-- begin --
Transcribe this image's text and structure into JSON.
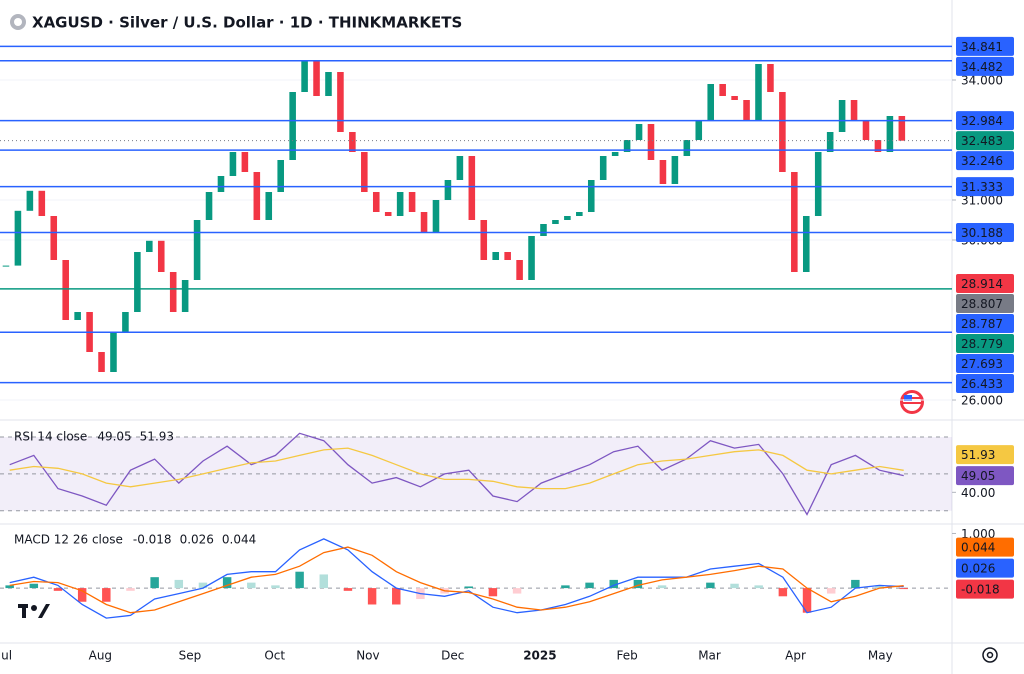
{
  "chart_data": [
    {
      "type": "candlestick",
      "title": "XAGUSD · Silver / U.S. Dollar · 1D · THINKMARKETS",
      "values": [
        29.36,
        30.73,
        31.23,
        30.6,
        29.5,
        28.0,
        28.2,
        27.2,
        26.7,
        27.7,
        28.2,
        29.7,
        29.98,
        29.2,
        28.2,
        29.0,
        30.5,
        31.2,
        31.6,
        32.2,
        31.7,
        30.5,
        31.2,
        32.0,
        33.7,
        34.5,
        33.6,
        34.2,
        32.7,
        32.2,
        31.2,
        30.7,
        30.6,
        31.2,
        30.7,
        30.2,
        31.0,
        31.5,
        32.1,
        30.5,
        29.5,
        29.7,
        29.5,
        29.0,
        30.1,
        30.4,
        30.5,
        30.6,
        30.7,
        31.5,
        32.1,
        32.2,
        32.5,
        32.9,
        32.0,
        31.4,
        32.1,
        32.5,
        33.0,
        33.9,
        33.6,
        33.5,
        33.0,
        34.4,
        33.7,
        31.7,
        29.2,
        30.6,
        32.2,
        32.7,
        33.5,
        33.0,
        32.5,
        32.2,
        33.1,
        32.483
      ],
      "xlim": [
        -0.5,
        79.2
      ],
      "ylim": [
        25.6,
        35.25
      ],
      "yticks": [
        {
          "value": 34,
          "label": "34.000"
        },
        {
          "value": 31,
          "label": "31.000"
        },
        {
          "value": 30,
          "label": "30.000"
        },
        {
          "value": 26,
          "label": "26.000"
        }
      ],
      "xticks": [
        {
          "value": -0.1,
          "label": "Jul"
        },
        {
          "value": 7.9,
          "label": "Aug"
        },
        {
          "value": 15.4,
          "label": "Sep"
        },
        {
          "value": 22.5,
          "label": "Oct"
        },
        {
          "value": 30.3,
          "label": "Nov"
        },
        {
          "value": 37.4,
          "label": "Dec"
        },
        {
          "value": 44.7,
          "label": "2025",
          "bold": true
        },
        {
          "value": 52,
          "label": "Feb"
        },
        {
          "value": 58.9,
          "label": "Mar"
        },
        {
          "value": 66.1,
          "label": "Apr"
        },
        {
          "value": 73.2,
          "label": "May"
        }
      ],
      "up_color": "#089981",
      "down_color": "#f23645",
      "grid": true,
      "levels": [
        {
          "value": 34.841,
          "color": "#2962ff",
          "line": "solid"
        },
        {
          "value": 34.482,
          "color": "#2962ff",
          "line": "solid"
        },
        {
          "value": 32.984,
          "color": "#2962ff",
          "line": "solid"
        },
        {
          "value": 32.483,
          "color": "#089981",
          "line": "dotted"
        },
        {
          "value": 32.246,
          "color": "#2962ff",
          "line": "solid"
        },
        {
          "value": 31.333,
          "color": "#2962ff",
          "line": "solid"
        },
        {
          "value": 30.188,
          "color": "#2962ff",
          "line": "solid"
        },
        {
          "value": 28.914,
          "color": "#f23645"
        },
        {
          "value": 28.807,
          "color": "#787b86"
        },
        {
          "value": 28.787,
          "color": "#2962ff"
        },
        {
          "value": 28.779,
          "color": "#089981",
          "line": "solid"
        },
        {
          "value": 27.693,
          "color": "#2962ff",
          "line": "solid"
        },
        {
          "value": 26.433,
          "color": "#2962ff",
          "line": "solid"
        }
      ]
    },
    {
      "type": "line",
      "title": "RSI 14 close",
      "series": [
        {
          "color": "#7e57c2",
          "label_text": "#ffffff",
          "values": [
            55,
            60,
            42,
            38,
            33,
            52,
            58,
            45,
            57,
            65,
            55,
            60,
            72,
            68,
            55,
            45,
            48,
            43,
            50,
            52,
            38,
            35,
            45,
            50,
            55,
            62,
            65,
            52,
            58,
            68,
            64,
            66,
            50,
            28,
            55,
            60,
            52,
            49.05
          ]
        },
        {
          "color": "#f5c842",
          "label_text": "#131722",
          "values": [
            52,
            54,
            53,
            50,
            45,
            43,
            45,
            47,
            50,
            53,
            56,
            57,
            60,
            63,
            64,
            60,
            55,
            50,
            47,
            47,
            46,
            43,
            42,
            42,
            45,
            50,
            55,
            57,
            58,
            60,
            62,
            63,
            60,
            52,
            50,
            52,
            54,
            51.93
          ]
        }
      ],
      "xlim": [
        -0.4,
        39
      ],
      "ylim": [
        25,
        76.5
      ],
      "yticks": [
        {
          "value": 40,
          "label": "40.00"
        }
      ],
      "bands": [
        30,
        50,
        70
      ],
      "band_fill": "rgba(126,87,194,0.10)"
    },
    {
      "type": "macd",
      "title": "MACD 12 26 close",
      "series": [
        {
          "kind": "histogram",
          "color": "#f23645",
          "values": [
            0.05,
            0.08,
            -0.05,
            -0.25,
            -0.25,
            -0.05,
            0.2,
            0.15,
            0.1,
            0.2,
            0.1,
            0.05,
            0.3,
            0.25,
            -0.05,
            -0.3,
            -0.3,
            -0.2,
            -0.1,
            0.03,
            -0.15,
            -0.1,
            0,
            0.05,
            0.1,
            0.15,
            0.15,
            0.05,
            0,
            0.1,
            0.08,
            0.05,
            -0.15,
            -0.45,
            -0.1,
            0.15,
            0.05,
            -0.018
          ]
        },
        {
          "color": "#2962ff",
          "values": [
            0.1,
            0.2,
            0.05,
            -0.3,
            -0.55,
            -0.5,
            -0.2,
            -0.1,
            0.0,
            0.25,
            0.3,
            0.3,
            0.7,
            0.9,
            0.7,
            0.3,
            0.0,
            -0.1,
            -0.15,
            -0.05,
            -0.35,
            -0.45,
            -0.4,
            -0.3,
            -0.15,
            0.05,
            0.2,
            0.2,
            0.2,
            0.35,
            0.4,
            0.45,
            0.2,
            -0.45,
            -0.35,
            0.0,
            0.05,
            0.026
          ]
        },
        {
          "color": "#ff6d00",
          "values": [
            0.05,
            0.12,
            0.1,
            -0.05,
            -0.3,
            -0.45,
            -0.4,
            -0.25,
            -0.1,
            0.05,
            0.2,
            0.25,
            0.4,
            0.65,
            0.75,
            0.6,
            0.3,
            0.1,
            -0.05,
            -0.08,
            -0.2,
            -0.35,
            -0.4,
            -0.35,
            -0.25,
            -0.1,
            0.05,
            0.15,
            0.2,
            0.25,
            0.32,
            0.4,
            0.35,
            0.0,
            -0.25,
            -0.15,
            0.0,
            0.044
          ]
        }
      ],
      "hist_colors": [
        "#26a69a",
        "#b2dfdb",
        "#ff5252",
        "#ffcdd2"
      ],
      "xlim": [
        -0.4,
        39
      ],
      "ylim": [
        -0.95,
        1.1
      ],
      "yticks": [
        {
          "value": 1,
          "label": "1.000"
        }
      ],
      "bands": [
        0
      ]
    }
  ]
}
-- end --
■ TASK ■
Restate the full listing verbatim and drop every picture.

■ TASK ANSWER ■
Transcribe this image's text and structure into JSON.
{
  "chart_data": [
    {
      "type": "candlestick",
      "title": "XAGUSD · Silver / U.S. Dollar · 1D · THINKMARKETS",
      "values": [
        29.36,
        30.73,
        31.23,
        30.6,
        29.5,
        28.0,
        28.2,
        27.2,
        26.7,
        27.7,
        28.2,
        29.7,
        29.98,
        29.2,
        28.2,
        29.0,
        30.5,
        31.2,
        31.6,
        32.2,
        31.7,
        30.5,
        31.2,
        32.0,
        33.7,
        34.5,
        33.6,
        34.2,
        32.7,
        32.2,
        31.2,
        30.7,
        30.6,
        31.2,
        30.7,
        30.2,
        31.0,
        31.5,
        32.1,
        30.5,
        29.5,
        29.7,
        29.5,
        29.0,
        30.1,
        30.4,
        30.5,
        30.6,
        30.7,
        31.5,
        32.1,
        32.2,
        32.5,
        32.9,
        32.0,
        31.4,
        32.1,
        32.5,
        33.0,
        33.9,
        33.6,
        33.5,
        33.0,
        34.4,
        33.7,
        31.7,
        29.2,
        30.6,
        32.2,
        32.7,
        33.5,
        33.0,
        32.5,
        32.2,
        33.1,
        32.483
      ],
      "xlim": [
        -0.5,
        79.2
      ],
      "ylim": [
        25.6,
        35.25
      ],
      "yticks": [
        {
          "value": 34,
          "label": "34.000"
        },
        {
          "value": 31,
          "label": "31.000"
        },
        {
          "value": 30,
          "label": "30.000"
        },
        {
          "value": 26,
          "label": "26.000"
        }
      ],
      "xticks": [
        {
          "value": -0.1,
          "label": "Jul"
        },
        {
          "value": 7.9,
          "label": "Aug"
        },
        {
          "value": 15.4,
          "label": "Sep"
        },
        {
          "value": 22.5,
          "label": "Oct"
        },
        {
          "value": 30.3,
          "label": "Nov"
        },
        {
          "value": 37.4,
          "label": "Dec"
        },
        {
          "value": 44.7,
          "label": "2025",
          "bold": true
        },
        {
          "value": 52,
          "label": "Feb"
        },
        {
          "value": 58.9,
          "label": "Mar"
        },
        {
          "value": 66.1,
          "label": "Apr"
        },
        {
          "value": 73.2,
          "label": "May"
        }
      ],
      "up_color": "#089981",
      "down_color": "#f23645",
      "grid": true,
      "levels": [
        {
          "value": 34.841,
          "color": "#2962ff",
          "line": "solid"
        },
        {
          "value": 34.482,
          "color": "#2962ff",
          "line": "solid"
        },
        {
          "value": 32.984,
          "color": "#2962ff",
          "line": "solid"
        },
        {
          "value": 32.483,
          "color": "#089981",
          "line": "dotted"
        },
        {
          "value": 32.246,
          "color": "#2962ff",
          "line": "solid"
        },
        {
          "value": 31.333,
          "color": "#2962ff",
          "line": "solid"
        },
        {
          "value": 30.188,
          "color": "#2962ff",
          "line": "solid"
        },
        {
          "value": 28.914,
          "color": "#f23645"
        },
        {
          "value": 28.807,
          "color": "#787b86"
        },
        {
          "value": 28.787,
          "color": "#2962ff"
        },
        {
          "value": 28.779,
          "color": "#089981",
          "line": "solid"
        },
        {
          "value": 27.693,
          "color": "#2962ff",
          "line": "solid"
        },
        {
          "value": 26.433,
          "color": "#2962ff",
          "line": "solid"
        }
      ]
    },
    {
      "type": "line",
      "title": "RSI 14 close",
      "series": [
        {
          "color": "#7e57c2",
          "label_text": "#ffffff",
          "values": [
            55,
            60,
            42,
            38,
            33,
            52,
            58,
            45,
            57,
            65,
            55,
            60,
            72,
            68,
            55,
            45,
            48,
            43,
            50,
            52,
            38,
            35,
            45,
            50,
            55,
            62,
            65,
            52,
            58,
            68,
            64,
            66,
            50,
            28,
            55,
            60,
            52,
            49.05
          ]
        },
        {
          "color": "#f5c842",
          "label_text": "#131722",
          "values": [
            52,
            54,
            53,
            50,
            45,
            43,
            45,
            47,
            50,
            53,
            56,
            57,
            60,
            63,
            64,
            60,
            55,
            50,
            47,
            47,
            46,
            43,
            42,
            42,
            45,
            50,
            55,
            57,
            58,
            60,
            62,
            63,
            60,
            52,
            50,
            52,
            54,
            51.93
          ]
        }
      ],
      "xlim": [
        -0.4,
        39
      ],
      "ylim": [
        25,
        76.5
      ],
      "yticks": [
        {
          "value": 40,
          "label": "40.00"
        }
      ],
      "bands": [
        30,
        50,
        70
      ],
      "band_fill": "rgba(126,87,194,0.10)"
    },
    {
      "type": "macd",
      "title": "MACD 12 26 close",
      "series": [
        {
          "kind": "histogram",
          "color": "#f23645",
          "values": [
            0.05,
            0.08,
            -0.05,
            -0.25,
            -0.25,
            -0.05,
            0.2,
            0.15,
            0.1,
            0.2,
            0.1,
            0.05,
            0.3,
            0.25,
            -0.05,
            -0.3,
            -0.3,
            -0.2,
            -0.1,
            0.03,
            -0.15,
            -0.1,
            0,
            0.05,
            0.1,
            0.15,
            0.15,
            0.05,
            0,
            0.1,
            0.08,
            0.05,
            -0.15,
            -0.45,
            -0.1,
            0.15,
            0.05,
            -0.018
          ]
        },
        {
          "color": "#2962ff",
          "values": [
            0.1,
            0.2,
            0.05,
            -0.3,
            -0.55,
            -0.5,
            -0.2,
            -0.1,
            0.0,
            0.25,
            0.3,
            0.3,
            0.7,
            0.9,
            0.7,
            0.3,
            0.0,
            -0.1,
            -0.15,
            -0.05,
            -0.35,
            -0.45,
            -0.4,
            -0.3,
            -0.15,
            0.05,
            0.2,
            0.2,
            0.2,
            0.35,
            0.4,
            0.45,
            0.2,
            -0.45,
            -0.35,
            0.0,
            0.05,
            0.026
          ]
        },
        {
          "color": "#ff6d00",
          "values": [
            0.05,
            0.12,
            0.1,
            -0.05,
            -0.3,
            -0.45,
            -0.4,
            -0.25,
            -0.1,
            0.05,
            0.2,
            0.25,
            0.4,
            0.65,
            0.75,
            0.6,
            0.3,
            0.1,
            -0.05,
            -0.08,
            -0.2,
            -0.35,
            -0.4,
            -0.35,
            -0.25,
            -0.1,
            0.05,
            0.15,
            0.2,
            0.25,
            0.32,
            0.4,
            0.35,
            0.0,
            -0.25,
            -0.15,
            0.0,
            0.044
          ]
        }
      ],
      "hist_colors": [
        "#26a69a",
        "#b2dfdb",
        "#ff5252",
        "#ffcdd2"
      ],
      "xlim": [
        -0.4,
        39
      ],
      "ylim": [
        -0.95,
        1.1
      ],
      "yticks": [
        {
          "value": 1,
          "label": "1.000"
        }
      ],
      "bands": [
        0
      ]
    }
  ]
}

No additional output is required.